→ **The request**:
Would you restate all the data that follows, word for word?

***

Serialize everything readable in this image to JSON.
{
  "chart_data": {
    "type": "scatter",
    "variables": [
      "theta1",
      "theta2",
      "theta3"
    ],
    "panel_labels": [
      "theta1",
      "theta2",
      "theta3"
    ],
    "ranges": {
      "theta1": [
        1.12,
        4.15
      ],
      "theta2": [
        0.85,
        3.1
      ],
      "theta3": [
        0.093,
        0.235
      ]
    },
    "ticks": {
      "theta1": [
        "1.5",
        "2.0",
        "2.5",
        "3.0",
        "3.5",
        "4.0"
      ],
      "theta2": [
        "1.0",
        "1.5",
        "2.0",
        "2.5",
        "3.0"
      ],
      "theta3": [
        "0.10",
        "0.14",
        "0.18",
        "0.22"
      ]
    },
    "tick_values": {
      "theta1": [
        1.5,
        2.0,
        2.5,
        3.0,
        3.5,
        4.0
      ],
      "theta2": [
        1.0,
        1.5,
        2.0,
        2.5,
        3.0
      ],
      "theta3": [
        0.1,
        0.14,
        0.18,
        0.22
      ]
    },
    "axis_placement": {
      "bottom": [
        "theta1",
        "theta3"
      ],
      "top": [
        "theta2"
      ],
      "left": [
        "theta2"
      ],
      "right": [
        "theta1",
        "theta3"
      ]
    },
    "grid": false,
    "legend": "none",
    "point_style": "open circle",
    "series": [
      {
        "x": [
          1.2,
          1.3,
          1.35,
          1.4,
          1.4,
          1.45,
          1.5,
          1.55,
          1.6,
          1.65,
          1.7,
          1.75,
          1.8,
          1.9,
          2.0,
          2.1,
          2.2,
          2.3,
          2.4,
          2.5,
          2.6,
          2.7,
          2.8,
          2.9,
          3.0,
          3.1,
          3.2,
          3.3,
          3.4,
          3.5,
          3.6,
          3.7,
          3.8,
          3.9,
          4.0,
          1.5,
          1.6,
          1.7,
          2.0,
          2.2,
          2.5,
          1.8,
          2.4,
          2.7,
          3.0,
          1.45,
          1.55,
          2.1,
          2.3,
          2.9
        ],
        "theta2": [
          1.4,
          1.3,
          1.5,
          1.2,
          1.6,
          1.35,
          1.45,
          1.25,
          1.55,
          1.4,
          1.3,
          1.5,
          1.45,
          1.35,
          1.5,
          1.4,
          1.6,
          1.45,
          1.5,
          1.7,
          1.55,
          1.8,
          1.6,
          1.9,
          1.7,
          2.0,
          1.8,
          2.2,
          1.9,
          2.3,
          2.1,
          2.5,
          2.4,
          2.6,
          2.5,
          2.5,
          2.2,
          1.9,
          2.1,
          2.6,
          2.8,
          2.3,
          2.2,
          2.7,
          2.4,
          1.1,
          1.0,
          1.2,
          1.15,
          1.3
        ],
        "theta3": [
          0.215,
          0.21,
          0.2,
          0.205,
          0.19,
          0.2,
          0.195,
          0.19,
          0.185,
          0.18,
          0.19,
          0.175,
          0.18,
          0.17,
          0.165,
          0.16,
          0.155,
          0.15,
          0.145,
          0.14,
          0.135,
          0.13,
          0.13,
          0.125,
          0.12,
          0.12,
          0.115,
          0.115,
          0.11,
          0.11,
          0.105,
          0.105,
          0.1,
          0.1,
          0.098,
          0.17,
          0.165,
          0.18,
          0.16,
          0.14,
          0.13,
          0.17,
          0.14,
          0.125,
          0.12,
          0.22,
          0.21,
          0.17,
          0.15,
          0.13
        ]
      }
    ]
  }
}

***

→ **Complete answer**:
Serialize everything readable in this image to JSON.
{
  "chart_data": {
    "type": "scatter",
    "variables": [
      "theta1",
      "theta2",
      "theta3"
    ],
    "panel_labels": [
      "theta1",
      "theta2",
      "theta3"
    ],
    "ranges": {
      "theta1": [
        1.12,
        4.15
      ],
      "theta2": [
        0.85,
        3.1
      ],
      "theta3": [
        0.093,
        0.235
      ]
    },
    "ticks": {
      "theta1": [
        "1.5",
        "2.0",
        "2.5",
        "3.0",
        "3.5",
        "4.0"
      ],
      "theta2": [
        "1.0",
        "1.5",
        "2.0",
        "2.5",
        "3.0"
      ],
      "theta3": [
        "0.10",
        "0.14",
        "0.18",
        "0.22"
      ]
    },
    "tick_values": {
      "theta1": [
        1.5,
        2.0,
        2.5,
        3.0,
        3.5,
        4.0
      ],
      "theta2": [
        1.0,
        1.5,
        2.0,
        2.5,
        3.0
      ],
      "theta3": [
        0.1,
        0.14,
        0.18,
        0.22
      ]
    },
    "axis_placement": {
      "bottom": [
        "theta1",
        "theta3"
      ],
      "top": [
        "theta2"
      ],
      "left": [
        "theta2"
      ],
      "right": [
        "theta1",
        "theta3"
      ]
    },
    "grid": false,
    "legend": "none",
    "point_style": "open circle",
    "series": [
      {
        "x": [
          1.2,
          1.3,
          1.35,
          1.4,
          1.4,
          1.45,
          1.5,
          1.55,
          1.6,
          1.65,
          1.7,
          1.75,
          1.8,
          1.9,
          2.0,
          2.1,
          2.2,
          2.3,
          2.4,
          2.5,
          2.6,
          2.7,
          2.8,
          2.9,
          3.0,
          3.1,
          3.2,
          3.3,
          3.4,
          3.5,
          3.6,
          3.7,
          3.8,
          3.9,
          4.0,
          1.5,
          1.6,
          1.7,
          2.0,
          2.2,
          2.5,
          1.8,
          2.4,
          2.7,
          3.0,
          1.45,
          1.55,
          2.1,
          2.3,
          2.9
        ],
        "theta2": [
          1.4,
          1.3,
          1.5,
          1.2,
          1.6,
          1.35,
          1.45,
          1.25,
          1.55,
          1.4,
          1.3,
          1.5,
          1.45,
          1.35,
          1.5,
          1.4,
          1.6,
          1.45,
          1.5,
          1.7,
          1.55,
          1.8,
          1.6,
          1.9,
          1.7,
          2.0,
          1.8,
          2.2,
          1.9,
          2.3,
          2.1,
          2.5,
          2.4,
          2.6,
          2.5,
          2.5,
          2.2,
          1.9,
          2.1,
          2.6,
          2.8,
          2.3,
          2.2,
          2.7,
          2.4,
          1.1,
          1.0,
          1.2,
          1.15,
          1.3
        ],
        "theta3": [
          0.215,
          0.21,
          0.2,
          0.205,
          0.19,
          0.2,
          0.195,
          0.19,
          0.185,
          0.18,
          0.19,
          0.175,
          0.18,
          0.17,
          0.165,
          0.16,
          0.155,
          0.15,
          0.145,
          0.14,
          0.135,
          0.13,
          0.13,
          0.125,
          0.12,
          0.12,
          0.115,
          0.115,
          0.11,
          0.11,
          0.105,
          0.105,
          0.1,
          0.1,
          0.098,
          0.17,
          0.165,
          0.18,
          0.16,
          0.14,
          0.13,
          0.17,
          0.14,
          0.125,
          0.12,
          0.22,
          0.21,
          0.17,
          0.15,
          0.13
        ]
      }
    ]
  }
}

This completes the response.